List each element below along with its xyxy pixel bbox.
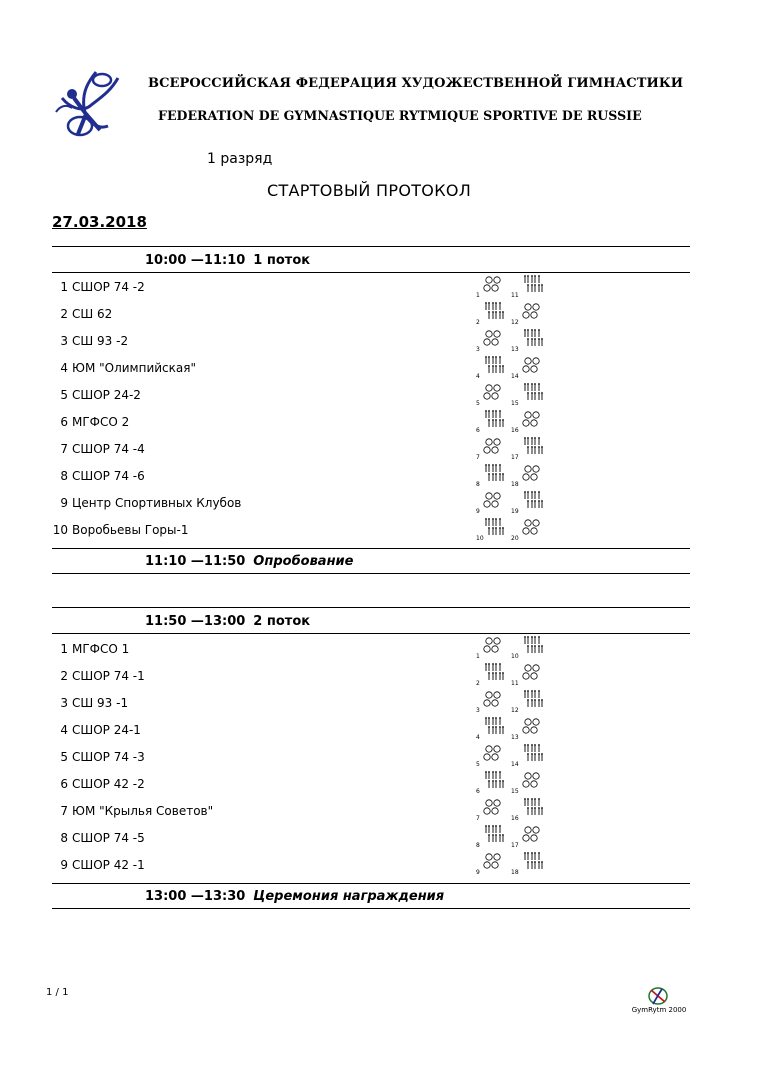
apparatus-formation-icon bbox=[476, 633, 556, 660]
start-list-row: 2 СШ 62 bbox=[60, 307, 113, 321]
federation-name-fr: FEDERATION DE GYMNASTIQUE RYTMIQUE SPORTIVE DE RUSSIE bbox=[158, 108, 642, 123]
apparatus-formation-icon bbox=[476, 434, 556, 461]
break-time: 11:10 —11:50 bbox=[145, 554, 246, 569]
svg-text:17: 17 bbox=[511, 842, 519, 849]
category-label: 1 разряд bbox=[207, 151, 273, 167]
svg-text:12: 12 bbox=[511, 319, 519, 326]
divider bbox=[52, 573, 690, 574]
apparatus-formation-icon bbox=[476, 326, 556, 353]
break-label: Церемония награждения bbox=[253, 889, 445, 904]
team-name: Центр Спортивных Клубов bbox=[72, 496, 242, 510]
svg-text:7: 7 bbox=[476, 454, 480, 461]
divider bbox=[52, 272, 690, 273]
svg-text:20: 20 bbox=[511, 535, 519, 542]
svg-text:14: 14 bbox=[511, 761, 519, 768]
divider bbox=[52, 246, 690, 247]
svg-text:8: 8 bbox=[476, 481, 480, 488]
team-name: СШОР 42 -1 bbox=[72, 858, 145, 872]
svg-text:14: 14 bbox=[511, 373, 519, 380]
federation-name-ru: ВСЕРОССИЙСКАЯ ФЕДЕРАЦИЯ ХУДОЖЕСТВЕННОЙ ГИМНАСТИКИ bbox=[148, 76, 684, 91]
svg-text:8: 8 bbox=[476, 842, 480, 849]
svg-text:10: 10 bbox=[511, 653, 519, 660]
apparatus-formation-icon bbox=[476, 822, 556, 849]
svg-text:3: 3 bbox=[476, 346, 480, 353]
break-time: 13:00 —13:30 bbox=[145, 889, 246, 904]
svg-text:6: 6 bbox=[476, 788, 480, 795]
session-name: 1 поток bbox=[253, 253, 311, 268]
svg-text:5: 5 bbox=[476, 761, 480, 768]
apparatus-formation-icon bbox=[476, 353, 556, 380]
svg-text:16: 16 bbox=[511, 427, 519, 434]
svg-text:12: 12 bbox=[511, 707, 519, 714]
team-name: СШОР 74 -2 bbox=[72, 280, 145, 294]
session-name: 2 поток bbox=[253, 614, 311, 629]
start-list-row: 1 СШОР 74 -2 bbox=[60, 280, 145, 294]
svg-text:5: 5 bbox=[476, 400, 480, 407]
svg-text:2: 2 bbox=[476, 680, 480, 687]
svg-text:18: 18 bbox=[511, 869, 519, 876]
divider bbox=[52, 908, 690, 909]
svg-text:19: 19 bbox=[511, 508, 519, 515]
start-list-row: 8 СШОР 74 -5 bbox=[60, 831, 145, 845]
start-list-row: 5 СШОР 74 -3 bbox=[60, 750, 145, 764]
svg-text:7: 7 bbox=[476, 815, 480, 822]
team-name: СШОР 42 -2 bbox=[72, 777, 145, 791]
team-name: СШ 62 bbox=[72, 307, 113, 321]
team-name: ЮМ "Крылья Советов" bbox=[72, 804, 214, 818]
svg-text:15: 15 bbox=[511, 400, 519, 407]
break-label: Опробование bbox=[253, 554, 354, 569]
team-name: СШОР 24-2 bbox=[72, 388, 141, 402]
team-name: СШ 93 -1 bbox=[72, 696, 129, 710]
team-name: СШОР 74 -5 bbox=[72, 831, 145, 845]
session-header bbox=[145, 614, 310, 629]
apparatus-formation-icon bbox=[476, 461, 556, 488]
start-list-row: 4 ЮМ "Олимпийская" bbox=[60, 361, 196, 375]
svg-text:9: 9 bbox=[476, 869, 480, 876]
apparatus-formation-icon bbox=[476, 714, 556, 741]
team-name: СШОР 74 -1 bbox=[72, 669, 145, 683]
gymrytm-logo bbox=[628, 985, 690, 1017]
svg-text:3: 3 bbox=[476, 707, 480, 714]
svg-text:13: 13 bbox=[511, 734, 519, 741]
svg-text:18: 18 bbox=[511, 481, 519, 488]
team-name: Воробьевы Горы-1 bbox=[72, 523, 189, 537]
svg-text:11: 11 bbox=[511, 292, 519, 299]
apparatus-formation-icon bbox=[476, 407, 556, 434]
break-header bbox=[145, 554, 353, 569]
competition-date: 27.03.2018 bbox=[52, 213, 147, 231]
start-list-row: 2 СШОР 74 -1 bbox=[60, 669, 145, 683]
team-name: ЮМ "Олимпийская" bbox=[72, 361, 196, 375]
apparatus-formation-icon bbox=[476, 795, 556, 822]
start-list-row: 5 СШОР 24-2 bbox=[60, 388, 141, 402]
svg-text:15: 15 bbox=[511, 788, 519, 795]
start-list-row: 6 МГФСО 2 bbox=[60, 415, 130, 429]
svg-text:17: 17 bbox=[511, 454, 519, 461]
start-list-row: 9 СШОР 42 -1 bbox=[60, 858, 145, 872]
team-name: МГФСО 1 bbox=[72, 642, 130, 656]
start-list-row: 8 СШОР 74 -6 bbox=[60, 469, 145, 483]
svg-text:11: 11 bbox=[511, 680, 519, 687]
document-title: СТАРТОВЫЙ ПРОТОКОЛ bbox=[267, 181, 472, 200]
svg-text:6: 6 bbox=[476, 427, 480, 434]
apparatus-formation-icon bbox=[476, 299, 556, 326]
svg-text:2: 2 bbox=[476, 319, 480, 326]
apparatus-formation-icon bbox=[476, 380, 556, 407]
team-name: СШОР 24-1 bbox=[72, 723, 141, 737]
apparatus-formation-icon bbox=[476, 687, 556, 714]
divider bbox=[52, 883, 690, 884]
apparatus-formation-icon bbox=[476, 768, 556, 795]
apparatus-formation-icon bbox=[476, 488, 556, 515]
team-name: СШ 93 -2 bbox=[72, 334, 129, 348]
start-list-row: 9 Центр Спортивных Клубов bbox=[60, 496, 242, 510]
divider bbox=[52, 548, 690, 549]
svg-text:13: 13 bbox=[511, 346, 519, 353]
start-list-row: 7 ЮМ "Крылья Советов" bbox=[60, 804, 214, 818]
apparatus-formation-icon bbox=[476, 849, 556, 876]
page-number: 1 / 1 bbox=[46, 987, 69, 998]
apparatus-formation-icon bbox=[476, 272, 556, 299]
team-name: СШОР 74 -4 bbox=[72, 442, 145, 456]
svg-text:4: 4 bbox=[476, 373, 480, 380]
software-name: GymRytm 2000 bbox=[631, 1006, 687, 1014]
svg-text:9: 9 bbox=[476, 508, 480, 515]
team-name: СШОР 74 -3 bbox=[72, 750, 145, 764]
team-name: СШОР 74 -6 bbox=[72, 469, 145, 483]
apparatus-formation-icon bbox=[476, 741, 556, 768]
apparatus-formation-icon bbox=[476, 515, 556, 542]
team-name: МГФСО 2 bbox=[72, 415, 130, 429]
svg-text:10: 10 bbox=[476, 535, 484, 542]
break-header bbox=[145, 889, 444, 904]
svg-text:4: 4 bbox=[476, 734, 480, 741]
start-list-row: 4 СШОР 24-1 bbox=[60, 723, 141, 737]
start-list-row: 6 СШОР 42 -2 bbox=[60, 777, 145, 791]
start-list-row: 10 Воробьевы Горы-1 bbox=[52, 523, 189, 537]
divider bbox=[52, 633, 690, 634]
session-time: 10:00 —11:10 bbox=[145, 253, 246, 268]
svg-text:1: 1 bbox=[476, 292, 480, 299]
rhythmic-gymnast-logo-icon bbox=[52, 68, 122, 140]
start-list-row: 3 СШ 93 -2 bbox=[60, 334, 129, 348]
start-list-row: 7 СШОР 74 -4 bbox=[60, 442, 145, 456]
session-time: 11:50 —13:00 bbox=[145, 614, 246, 629]
apparatus-formation-icon bbox=[476, 660, 556, 687]
svg-text:1: 1 bbox=[476, 653, 480, 660]
session-header bbox=[145, 253, 310, 268]
start-list-row: 3 СШ 93 -1 bbox=[60, 696, 129, 710]
start-list-row: 1 МГФСО 1 bbox=[60, 642, 130, 656]
svg-text:16: 16 bbox=[511, 815, 519, 822]
divider bbox=[52, 607, 690, 608]
gymrytm-logo-icon bbox=[646, 985, 670, 1007]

* Exercise objective
Arrange the records as a numbered list, starting at the line containing "apparatus-formation-icon bbox=[476, 633, 556, 660]" and ending at the line containing "apparatus-formation-icon bbox=[476, 326, 556, 353]", with blank lines left out.

* Solution to the exercise
1. apparatus-formation-icon bbox=[476, 633, 556, 660]
2. start-list-row: 2 СШ 62 bbox=[60, 307, 113, 321]
3. federation-name-fr: FEDERATION DE GYMNASTIQUE RYTMIQUE SPORTIVE DE RUSSIE bbox=[158, 108, 642, 123]
4. apparatus-formation-icon bbox=[476, 434, 556, 461]
5. break-time: 11:10 —11:50 bbox=[145, 554, 246, 569]
6. svg-text:17: 17 bbox=[511, 842, 519, 849]
7. category-label: 1 разряд bbox=[207, 151, 273, 167]
8. svg-text:12: 12 bbox=[511, 319, 519, 326]
9. divider bbox=[52, 573, 690, 574]
10. apparatus-formation-icon bbox=[476, 326, 556, 353]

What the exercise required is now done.